*Directive*.
Transcribe all records exactly.

*Data items*.
□ □ □

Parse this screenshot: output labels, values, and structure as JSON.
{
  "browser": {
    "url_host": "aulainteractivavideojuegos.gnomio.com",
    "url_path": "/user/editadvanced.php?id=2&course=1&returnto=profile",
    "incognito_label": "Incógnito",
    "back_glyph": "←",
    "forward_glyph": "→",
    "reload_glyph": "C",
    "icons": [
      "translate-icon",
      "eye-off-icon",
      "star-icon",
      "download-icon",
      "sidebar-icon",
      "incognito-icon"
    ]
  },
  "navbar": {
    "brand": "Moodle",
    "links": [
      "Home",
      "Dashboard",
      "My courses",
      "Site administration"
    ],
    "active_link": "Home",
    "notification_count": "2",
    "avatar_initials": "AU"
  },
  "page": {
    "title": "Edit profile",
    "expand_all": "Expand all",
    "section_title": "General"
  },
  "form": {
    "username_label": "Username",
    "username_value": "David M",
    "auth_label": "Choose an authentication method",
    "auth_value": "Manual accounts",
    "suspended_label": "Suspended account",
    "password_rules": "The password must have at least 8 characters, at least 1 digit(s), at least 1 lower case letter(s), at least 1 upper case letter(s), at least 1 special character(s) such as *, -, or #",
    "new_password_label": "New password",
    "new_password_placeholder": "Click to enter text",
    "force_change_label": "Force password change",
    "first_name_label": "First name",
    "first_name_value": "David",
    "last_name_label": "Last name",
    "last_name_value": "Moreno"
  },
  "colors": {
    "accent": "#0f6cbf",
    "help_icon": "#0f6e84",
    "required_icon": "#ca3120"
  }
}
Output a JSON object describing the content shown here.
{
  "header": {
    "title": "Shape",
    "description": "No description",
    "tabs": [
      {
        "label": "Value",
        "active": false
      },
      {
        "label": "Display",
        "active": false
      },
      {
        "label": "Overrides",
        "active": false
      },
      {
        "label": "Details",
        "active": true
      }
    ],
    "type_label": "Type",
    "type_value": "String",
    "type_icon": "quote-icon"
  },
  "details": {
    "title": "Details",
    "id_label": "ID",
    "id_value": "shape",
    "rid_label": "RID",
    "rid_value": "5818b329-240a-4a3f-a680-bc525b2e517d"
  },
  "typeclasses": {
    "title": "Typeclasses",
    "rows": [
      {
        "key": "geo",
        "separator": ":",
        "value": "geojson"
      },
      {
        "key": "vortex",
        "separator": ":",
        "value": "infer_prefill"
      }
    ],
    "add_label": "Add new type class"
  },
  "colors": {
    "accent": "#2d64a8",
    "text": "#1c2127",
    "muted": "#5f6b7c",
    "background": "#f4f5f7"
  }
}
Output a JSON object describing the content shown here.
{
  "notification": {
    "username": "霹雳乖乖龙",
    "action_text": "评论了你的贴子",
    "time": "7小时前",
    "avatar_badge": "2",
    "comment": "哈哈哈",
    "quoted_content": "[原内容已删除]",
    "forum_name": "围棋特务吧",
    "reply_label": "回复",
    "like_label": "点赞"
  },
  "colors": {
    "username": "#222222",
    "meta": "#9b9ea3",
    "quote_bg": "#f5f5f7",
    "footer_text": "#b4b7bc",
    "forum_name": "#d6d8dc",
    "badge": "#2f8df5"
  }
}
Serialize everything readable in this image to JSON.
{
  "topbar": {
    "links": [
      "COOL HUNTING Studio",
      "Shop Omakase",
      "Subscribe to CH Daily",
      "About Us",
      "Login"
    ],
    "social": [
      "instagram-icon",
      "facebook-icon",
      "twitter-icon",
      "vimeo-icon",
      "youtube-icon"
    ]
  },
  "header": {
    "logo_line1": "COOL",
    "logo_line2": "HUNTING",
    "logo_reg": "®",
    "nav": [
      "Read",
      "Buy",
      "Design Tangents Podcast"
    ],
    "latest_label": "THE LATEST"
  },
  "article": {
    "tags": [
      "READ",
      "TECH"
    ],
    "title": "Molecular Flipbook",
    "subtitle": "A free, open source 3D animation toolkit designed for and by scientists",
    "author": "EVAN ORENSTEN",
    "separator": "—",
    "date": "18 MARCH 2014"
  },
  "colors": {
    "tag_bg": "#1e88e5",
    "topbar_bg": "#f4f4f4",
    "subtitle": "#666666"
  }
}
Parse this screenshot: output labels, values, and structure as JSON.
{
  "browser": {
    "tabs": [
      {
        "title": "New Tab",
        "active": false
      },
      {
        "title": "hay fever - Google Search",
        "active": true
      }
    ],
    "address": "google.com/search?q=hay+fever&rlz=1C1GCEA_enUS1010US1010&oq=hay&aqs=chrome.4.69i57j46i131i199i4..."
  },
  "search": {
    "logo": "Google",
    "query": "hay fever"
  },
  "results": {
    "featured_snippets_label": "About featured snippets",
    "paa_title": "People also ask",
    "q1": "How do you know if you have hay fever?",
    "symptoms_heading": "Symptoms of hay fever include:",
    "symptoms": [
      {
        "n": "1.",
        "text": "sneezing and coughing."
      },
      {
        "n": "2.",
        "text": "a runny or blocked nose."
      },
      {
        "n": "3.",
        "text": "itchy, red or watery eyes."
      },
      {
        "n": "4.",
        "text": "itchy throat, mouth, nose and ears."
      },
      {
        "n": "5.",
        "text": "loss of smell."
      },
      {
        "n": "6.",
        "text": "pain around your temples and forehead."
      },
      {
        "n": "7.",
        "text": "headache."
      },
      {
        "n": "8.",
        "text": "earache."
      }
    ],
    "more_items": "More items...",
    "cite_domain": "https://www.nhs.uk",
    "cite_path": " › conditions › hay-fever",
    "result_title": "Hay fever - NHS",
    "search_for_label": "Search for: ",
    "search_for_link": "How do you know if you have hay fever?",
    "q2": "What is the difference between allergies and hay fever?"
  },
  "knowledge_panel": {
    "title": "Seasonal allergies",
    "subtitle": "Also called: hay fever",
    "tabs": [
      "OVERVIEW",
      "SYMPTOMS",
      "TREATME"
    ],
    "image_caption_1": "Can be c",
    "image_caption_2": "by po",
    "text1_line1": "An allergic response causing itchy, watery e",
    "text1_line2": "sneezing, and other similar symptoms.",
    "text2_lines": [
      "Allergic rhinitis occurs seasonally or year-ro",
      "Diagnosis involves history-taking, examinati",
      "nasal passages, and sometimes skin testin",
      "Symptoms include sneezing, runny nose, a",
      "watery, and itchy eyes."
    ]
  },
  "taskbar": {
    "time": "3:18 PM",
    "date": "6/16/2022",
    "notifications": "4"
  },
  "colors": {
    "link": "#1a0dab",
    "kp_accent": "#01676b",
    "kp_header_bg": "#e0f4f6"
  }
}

□ □ □

*The output*.
Parse this screenshot: output labels, values, and structure as JSON.
{
  "browser": {
    "url_host": "aulainteractivavideojuegos.gnomio.com",
    "url_path": "/user/editadvanced.php?id=2&course=1&returnto=profile",
    "incognito_label": "Incógnito",
    "back_glyph": "←",
    "forward_glyph": "→",
    "reload_glyph": "C",
    "icons": [
      "translate-icon",
      "eye-off-icon",
      "star-icon",
      "download-icon",
      "sidebar-icon",
      "incognito-icon"
    ]
  },
  "navbar": {
    "brand": "Moodle",
    "links": [
      "Home",
      "Dashboard",
      "My courses",
      "Site administration"
    ],
    "active_link": "Home",
    "notification_count": "2",
    "avatar_initials": "AU"
  },
  "page": {
    "title": "Edit profile",
    "expand_all": "Expand all",
    "section_title": "General"
  },
  "form": {
    "username_label": "Username",
    "username_value": "David M",
    "auth_label": "Choose an authentication method",
    "auth_value": "Manual accounts",
    "suspended_label": "Suspended account",
    "password_rules": "The password must have at least 8 characters, at least 1 digit(s), at least 1 lower case letter(s), at least 1 upper case letter(s), at least 1 special character(s) such as *, -, or #",
    "new_password_label": "New password",
    "new_password_placeholder": "Click to enter text",
    "force_change_label": "Force password change",
    "first_name_label": "First name",
    "first_name_value": "David",
    "last_name_label": "Last name",
    "last_name_value": "Moreno"
  },
  "colors": {
    "accent": "#0f6cbf",
    "help_icon": "#0f6e84",
    "required_icon": "#ca3120"
  }
}
Output a JSON object describing the content shown here.
{
  "header": {
    "title": "Shape",
    "description": "No description",
    "tabs": [
      {
        "label": "Value",
        "active": false
      },
      {
        "label": "Display",
        "active": false
      },
      {
        "label": "Overrides",
        "active": false
      },
      {
        "label": "Details",
        "active": true
      }
    ],
    "type_label": "Type",
    "type_value": "String",
    "type_icon": "quote-icon"
  },
  "details": {
    "title": "Details",
    "id_label": "ID",
    "id_value": "shape",
    "rid_label": "RID",
    "rid_value": "5818b329-240a-4a3f-a680-bc525b2e517d"
  },
  "typeclasses": {
    "title": "Typeclasses",
    "rows": [
      {
        "key": "geo",
        "separator": ":",
        "value": "geojson"
      },
      {
        "key": "vortex",
        "separator": ":",
        "value": "infer_prefill"
      }
    ],
    "add_label": "Add new type class"
  },
  "colors": {
    "accent": "#2d64a8",
    "text": "#1c2127",
    "muted": "#5f6b7c",
    "background": "#f4f5f7"
  }
}
Output a JSON object describing the content shown here.
{
  "notification": {
    "username": "霹雳乖乖龙",
    "action_text": "评论了你的贴子",
    "time": "7小时前",
    "avatar_badge": "2",
    "comment": "哈哈哈",
    "quoted_content": "[原内容已删除]",
    "forum_name": "围棋特务吧",
    "reply_label": "回复",
    "like_label": "点赞"
  },
  "colors": {
    "username": "#222222",
    "meta": "#9b9ea3",
    "quote_bg": "#f5f5f7",
    "footer_text": "#b4b7bc",
    "forum_name": "#d6d8dc",
    "badge": "#2f8df5"
  }
}
Serialize everything readable in this image to JSON.
{
  "topbar": {
    "links": [
      "COOL HUNTING Studio",
      "Shop Omakase",
      "Subscribe to CH Daily",
      "About Us",
      "Login"
    ],
    "social": [
      "instagram-icon",
      "facebook-icon",
      "twitter-icon",
      "vimeo-icon",
      "youtube-icon"
    ]
  },
  "header": {
    "logo_line1": "COOL",
    "logo_line2": "HUNTING",
    "logo_reg": "®",
    "nav": [
      "Read",
      "Buy",
      "Design Tangents Podcast"
    ],
    "latest_label": "THE LATEST"
  },
  "article": {
    "tags": [
      "READ",
      "TECH"
    ],
    "title": "Molecular Flipbook",
    "subtitle": "A free, open source 3D animation toolkit designed for and by scientists",
    "author": "EVAN ORENSTEN",
    "separator": "—",
    "date": "18 MARCH 2014"
  },
  "colors": {
    "tag_bg": "#1e88e5",
    "topbar_bg": "#f4f4f4",
    "subtitle": "#666666"
  }
}
Parse this screenshot: output labels, values, and structure as JSON.
{
  "browser": {
    "tabs": [
      {
        "title": "New Tab",
        "active": false
      },
      {
        "title": "hay fever - Google Search",
        "active": true
      }
    ],
    "address": "google.com/search?q=hay+fever&rlz=1C1GCEA_enUS1010US1010&oq=hay&aqs=chrome.4.69i57j46i131i199i4..."
  },
  "search": {
    "logo": "Google",
    "query": "hay fever"
  },
  "results": {
    "featured_snippets_label": "About featured snippets",
    "paa_title": "People also ask",
    "q1": "How do you know if you have hay fever?",
    "symptoms_heading": "Symptoms of hay fever include:",
    "symptoms": [
      {
        "n": "1.",
        "text": "sneezing and coughing."
      },
      {
        "n": "2.",
        "text": "a runny or blocked nose."
      },
      {
        "n": "3.",
        "text": "itchy, red or watery eyes."
      },
      {
        "n": "4.",
        "text": "itchy throat, mouth, nose and ears."
      },
      {
        "n": "5.",
        "text": "loss of smell."
      },
      {
        "n": "6.",
        "text": "pain around your temples and forehead."
      },
      {
        "n": "7.",
        "text": "headache."
      },
      {
        "n": "8.",
        "text": "earache."
      }
    ],
    "more_items": "More items...",
    "cite_domain": "https://www.nhs.uk",
    "cite_path": " › conditions › hay-fever",
    "result_title": "Hay fever - NHS",
    "search_for_label": "Search for: ",
    "search_for_link": "How do you know if you have hay fever?",
    "q2": "What is the difference between allergies and hay fever?"
  },
  "knowledge_panel": {
    "title": "Seasonal allergies",
    "subtitle": "Also called: hay fever",
    "tabs": [
      "OVERVIEW",
      "SYMPTOMS",
      "TREATME"
    ],
    "image_caption_1": "Can be c",
    "image_caption_2": "by po",
    "text1_line1": "An allergic response causing itchy, watery e",
    "text1_line2": "sneezing, and other similar symptoms.",
    "text2_lines": [
      "Allergic rhinitis occurs seasonally or year-ro",
      "Diagnosis involves history-taking, examinati",
      "nasal passages, and sometimes skin testin",
      "Symptoms include sneezing, runny nose, a",
      "watery, and itchy eyes."
    ]
  },
  "taskbar": {
    "time": "3:18 PM",
    "date": "6/16/2022",
    "notifications": "4"
  },
  "colors": {
    "link": "#1a0dab",
    "kp_accent": "#01676b",
    "kp_header_bg": "#e0f4f6"
  }
}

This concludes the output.